▶ **Records for the exercise**:
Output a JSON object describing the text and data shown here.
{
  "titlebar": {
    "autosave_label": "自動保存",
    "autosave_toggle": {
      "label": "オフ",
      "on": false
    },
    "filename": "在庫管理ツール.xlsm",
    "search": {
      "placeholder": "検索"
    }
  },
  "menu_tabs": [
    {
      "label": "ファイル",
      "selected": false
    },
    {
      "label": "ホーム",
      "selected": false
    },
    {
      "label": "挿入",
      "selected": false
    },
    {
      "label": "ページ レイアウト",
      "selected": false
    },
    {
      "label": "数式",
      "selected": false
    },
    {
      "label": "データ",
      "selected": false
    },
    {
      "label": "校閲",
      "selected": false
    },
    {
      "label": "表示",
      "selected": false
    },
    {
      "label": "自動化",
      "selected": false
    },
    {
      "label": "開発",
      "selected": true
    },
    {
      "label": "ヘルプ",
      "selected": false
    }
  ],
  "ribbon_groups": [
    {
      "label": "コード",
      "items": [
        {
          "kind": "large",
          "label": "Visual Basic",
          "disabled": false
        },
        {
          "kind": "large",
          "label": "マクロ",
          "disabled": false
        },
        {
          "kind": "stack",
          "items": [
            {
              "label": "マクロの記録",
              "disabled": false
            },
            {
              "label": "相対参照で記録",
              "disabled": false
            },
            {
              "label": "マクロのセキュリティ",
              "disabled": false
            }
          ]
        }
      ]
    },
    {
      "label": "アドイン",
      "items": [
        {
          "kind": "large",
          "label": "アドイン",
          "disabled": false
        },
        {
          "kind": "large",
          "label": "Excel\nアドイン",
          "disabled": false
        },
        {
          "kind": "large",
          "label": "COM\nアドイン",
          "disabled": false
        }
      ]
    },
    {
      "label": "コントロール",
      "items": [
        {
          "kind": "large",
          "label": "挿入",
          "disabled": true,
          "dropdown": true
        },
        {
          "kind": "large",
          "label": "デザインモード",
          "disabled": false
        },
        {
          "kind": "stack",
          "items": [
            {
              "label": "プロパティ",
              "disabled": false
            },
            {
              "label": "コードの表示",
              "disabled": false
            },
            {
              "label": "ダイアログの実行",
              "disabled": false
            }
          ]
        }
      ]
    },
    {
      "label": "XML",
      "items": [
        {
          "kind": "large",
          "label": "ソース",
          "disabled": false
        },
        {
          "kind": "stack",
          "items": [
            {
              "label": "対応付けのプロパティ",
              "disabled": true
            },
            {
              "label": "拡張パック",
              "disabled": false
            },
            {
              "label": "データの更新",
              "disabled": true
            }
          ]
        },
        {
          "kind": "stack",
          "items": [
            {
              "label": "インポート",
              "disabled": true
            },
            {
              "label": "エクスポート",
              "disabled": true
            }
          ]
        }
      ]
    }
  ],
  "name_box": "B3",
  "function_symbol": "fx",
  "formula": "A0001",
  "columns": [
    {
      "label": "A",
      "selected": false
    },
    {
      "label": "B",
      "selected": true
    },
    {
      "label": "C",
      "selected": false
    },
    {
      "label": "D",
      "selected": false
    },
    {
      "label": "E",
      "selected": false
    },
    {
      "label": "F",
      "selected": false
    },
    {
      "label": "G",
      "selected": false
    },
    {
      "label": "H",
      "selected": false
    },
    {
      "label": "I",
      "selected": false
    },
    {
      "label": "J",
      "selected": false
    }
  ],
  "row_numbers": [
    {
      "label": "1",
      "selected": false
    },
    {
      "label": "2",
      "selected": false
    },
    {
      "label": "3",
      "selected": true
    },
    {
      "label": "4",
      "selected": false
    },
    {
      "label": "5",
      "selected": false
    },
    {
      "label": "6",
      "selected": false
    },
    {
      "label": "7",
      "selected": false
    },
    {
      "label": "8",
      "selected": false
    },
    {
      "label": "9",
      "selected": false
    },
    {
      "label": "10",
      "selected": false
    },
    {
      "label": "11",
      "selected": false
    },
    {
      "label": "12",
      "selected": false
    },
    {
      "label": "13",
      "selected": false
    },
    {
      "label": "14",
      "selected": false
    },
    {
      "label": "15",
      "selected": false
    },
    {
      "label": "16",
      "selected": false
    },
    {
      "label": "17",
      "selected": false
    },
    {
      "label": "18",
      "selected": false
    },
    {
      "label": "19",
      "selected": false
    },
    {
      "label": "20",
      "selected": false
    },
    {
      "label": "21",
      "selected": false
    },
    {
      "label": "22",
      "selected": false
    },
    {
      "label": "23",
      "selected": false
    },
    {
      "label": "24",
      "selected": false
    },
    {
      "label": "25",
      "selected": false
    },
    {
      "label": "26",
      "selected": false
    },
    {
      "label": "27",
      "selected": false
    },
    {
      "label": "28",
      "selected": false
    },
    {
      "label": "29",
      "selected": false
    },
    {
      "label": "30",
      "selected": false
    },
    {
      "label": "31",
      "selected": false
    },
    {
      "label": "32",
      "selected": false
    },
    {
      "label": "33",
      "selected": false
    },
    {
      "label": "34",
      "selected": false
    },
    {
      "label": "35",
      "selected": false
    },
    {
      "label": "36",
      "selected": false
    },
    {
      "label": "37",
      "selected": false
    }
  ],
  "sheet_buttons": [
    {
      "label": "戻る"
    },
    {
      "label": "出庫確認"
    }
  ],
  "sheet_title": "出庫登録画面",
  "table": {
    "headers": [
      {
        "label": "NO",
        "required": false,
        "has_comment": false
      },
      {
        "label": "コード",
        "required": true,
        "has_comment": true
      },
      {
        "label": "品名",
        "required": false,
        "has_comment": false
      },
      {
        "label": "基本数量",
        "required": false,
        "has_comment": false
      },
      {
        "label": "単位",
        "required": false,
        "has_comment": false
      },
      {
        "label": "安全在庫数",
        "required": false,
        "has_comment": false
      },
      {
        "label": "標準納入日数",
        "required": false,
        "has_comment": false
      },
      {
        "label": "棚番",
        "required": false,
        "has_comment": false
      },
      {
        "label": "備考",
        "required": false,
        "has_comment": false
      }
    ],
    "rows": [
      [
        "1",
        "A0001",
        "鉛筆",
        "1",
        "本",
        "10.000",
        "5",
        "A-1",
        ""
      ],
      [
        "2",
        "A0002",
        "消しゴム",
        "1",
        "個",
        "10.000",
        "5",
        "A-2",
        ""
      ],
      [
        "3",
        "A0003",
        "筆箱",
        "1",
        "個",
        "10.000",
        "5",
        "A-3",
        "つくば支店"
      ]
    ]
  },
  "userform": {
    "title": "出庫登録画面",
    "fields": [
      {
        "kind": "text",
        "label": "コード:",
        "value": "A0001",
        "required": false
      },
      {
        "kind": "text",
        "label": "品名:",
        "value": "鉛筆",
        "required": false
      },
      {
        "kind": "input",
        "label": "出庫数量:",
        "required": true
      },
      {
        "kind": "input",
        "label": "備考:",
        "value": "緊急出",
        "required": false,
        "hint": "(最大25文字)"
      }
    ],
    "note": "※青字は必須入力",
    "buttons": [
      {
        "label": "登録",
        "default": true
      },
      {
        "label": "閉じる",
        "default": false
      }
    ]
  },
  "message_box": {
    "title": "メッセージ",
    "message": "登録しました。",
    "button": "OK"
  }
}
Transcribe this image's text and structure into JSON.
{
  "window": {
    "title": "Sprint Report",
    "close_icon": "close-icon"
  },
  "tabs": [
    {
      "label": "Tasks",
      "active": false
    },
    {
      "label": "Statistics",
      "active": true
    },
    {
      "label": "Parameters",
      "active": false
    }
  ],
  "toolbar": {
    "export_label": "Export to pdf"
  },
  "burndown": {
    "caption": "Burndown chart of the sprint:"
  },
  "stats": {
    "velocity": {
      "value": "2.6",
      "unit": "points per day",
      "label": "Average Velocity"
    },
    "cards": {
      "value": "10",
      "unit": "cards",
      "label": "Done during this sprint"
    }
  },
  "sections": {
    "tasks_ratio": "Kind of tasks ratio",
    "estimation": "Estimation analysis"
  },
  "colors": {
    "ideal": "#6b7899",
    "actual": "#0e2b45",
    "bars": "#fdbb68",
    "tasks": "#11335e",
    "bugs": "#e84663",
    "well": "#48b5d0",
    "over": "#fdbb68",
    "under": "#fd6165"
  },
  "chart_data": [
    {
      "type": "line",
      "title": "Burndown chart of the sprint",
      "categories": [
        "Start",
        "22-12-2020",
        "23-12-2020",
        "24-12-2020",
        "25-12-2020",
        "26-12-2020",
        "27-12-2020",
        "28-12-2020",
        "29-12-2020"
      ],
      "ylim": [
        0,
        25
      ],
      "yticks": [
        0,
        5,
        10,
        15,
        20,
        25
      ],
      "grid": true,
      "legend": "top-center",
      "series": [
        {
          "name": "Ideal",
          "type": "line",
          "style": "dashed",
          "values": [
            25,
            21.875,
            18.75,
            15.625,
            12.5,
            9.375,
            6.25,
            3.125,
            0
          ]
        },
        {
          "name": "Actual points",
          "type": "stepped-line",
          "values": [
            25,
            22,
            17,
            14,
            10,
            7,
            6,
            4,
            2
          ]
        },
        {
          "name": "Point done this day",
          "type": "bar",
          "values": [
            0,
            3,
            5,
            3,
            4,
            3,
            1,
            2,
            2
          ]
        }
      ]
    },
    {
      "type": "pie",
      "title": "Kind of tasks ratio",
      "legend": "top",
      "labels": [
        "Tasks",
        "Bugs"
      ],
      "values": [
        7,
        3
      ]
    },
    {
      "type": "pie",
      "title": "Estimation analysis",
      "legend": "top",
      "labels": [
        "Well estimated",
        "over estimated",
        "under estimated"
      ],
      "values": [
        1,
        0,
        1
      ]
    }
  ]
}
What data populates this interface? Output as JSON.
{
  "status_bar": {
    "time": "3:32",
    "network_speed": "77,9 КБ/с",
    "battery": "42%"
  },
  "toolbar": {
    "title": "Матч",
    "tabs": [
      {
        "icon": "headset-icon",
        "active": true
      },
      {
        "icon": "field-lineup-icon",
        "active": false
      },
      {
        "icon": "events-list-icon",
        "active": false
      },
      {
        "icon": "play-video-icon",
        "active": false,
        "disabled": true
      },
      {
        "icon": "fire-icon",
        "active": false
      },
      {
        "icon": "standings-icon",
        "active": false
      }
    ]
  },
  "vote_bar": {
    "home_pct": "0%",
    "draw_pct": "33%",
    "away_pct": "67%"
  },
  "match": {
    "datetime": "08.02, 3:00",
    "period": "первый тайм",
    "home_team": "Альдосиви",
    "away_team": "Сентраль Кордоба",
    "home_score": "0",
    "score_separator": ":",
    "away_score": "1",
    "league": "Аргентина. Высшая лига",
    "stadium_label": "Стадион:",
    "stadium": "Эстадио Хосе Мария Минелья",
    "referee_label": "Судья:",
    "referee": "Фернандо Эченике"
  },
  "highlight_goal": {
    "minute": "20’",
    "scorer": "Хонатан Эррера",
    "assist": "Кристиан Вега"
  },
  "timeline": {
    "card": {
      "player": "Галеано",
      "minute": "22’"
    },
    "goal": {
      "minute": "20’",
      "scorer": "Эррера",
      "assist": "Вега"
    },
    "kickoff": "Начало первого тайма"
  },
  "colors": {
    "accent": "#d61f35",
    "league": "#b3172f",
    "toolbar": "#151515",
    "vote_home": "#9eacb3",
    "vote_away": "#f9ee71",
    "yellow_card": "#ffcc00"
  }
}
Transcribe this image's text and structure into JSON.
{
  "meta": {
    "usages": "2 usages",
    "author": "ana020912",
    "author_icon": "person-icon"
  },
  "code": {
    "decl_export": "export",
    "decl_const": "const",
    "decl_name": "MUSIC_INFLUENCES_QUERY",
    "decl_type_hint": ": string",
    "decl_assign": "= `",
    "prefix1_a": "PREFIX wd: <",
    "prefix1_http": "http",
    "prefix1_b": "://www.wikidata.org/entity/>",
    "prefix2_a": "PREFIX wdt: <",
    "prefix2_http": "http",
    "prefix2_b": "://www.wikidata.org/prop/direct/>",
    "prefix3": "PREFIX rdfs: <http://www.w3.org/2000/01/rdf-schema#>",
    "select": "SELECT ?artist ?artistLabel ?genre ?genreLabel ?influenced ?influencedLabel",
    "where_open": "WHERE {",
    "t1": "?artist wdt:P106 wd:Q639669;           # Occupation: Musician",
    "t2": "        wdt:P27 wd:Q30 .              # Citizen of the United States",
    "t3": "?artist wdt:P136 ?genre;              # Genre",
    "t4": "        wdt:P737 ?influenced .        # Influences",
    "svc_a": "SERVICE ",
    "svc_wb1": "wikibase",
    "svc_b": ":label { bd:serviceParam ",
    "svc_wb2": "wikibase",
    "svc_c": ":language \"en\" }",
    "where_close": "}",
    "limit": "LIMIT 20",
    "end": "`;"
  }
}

▶ **Problem requirements**: Find and copy each line above that includes the string "genre".

▶ **Result of this exercise**:
    "select": "SELECT ?artist ?artistLabel ?genre ?genreLabel ?influenced ?influencedLabel",
    "t3": "?artist wdt:P136 ?genre;              # Genre",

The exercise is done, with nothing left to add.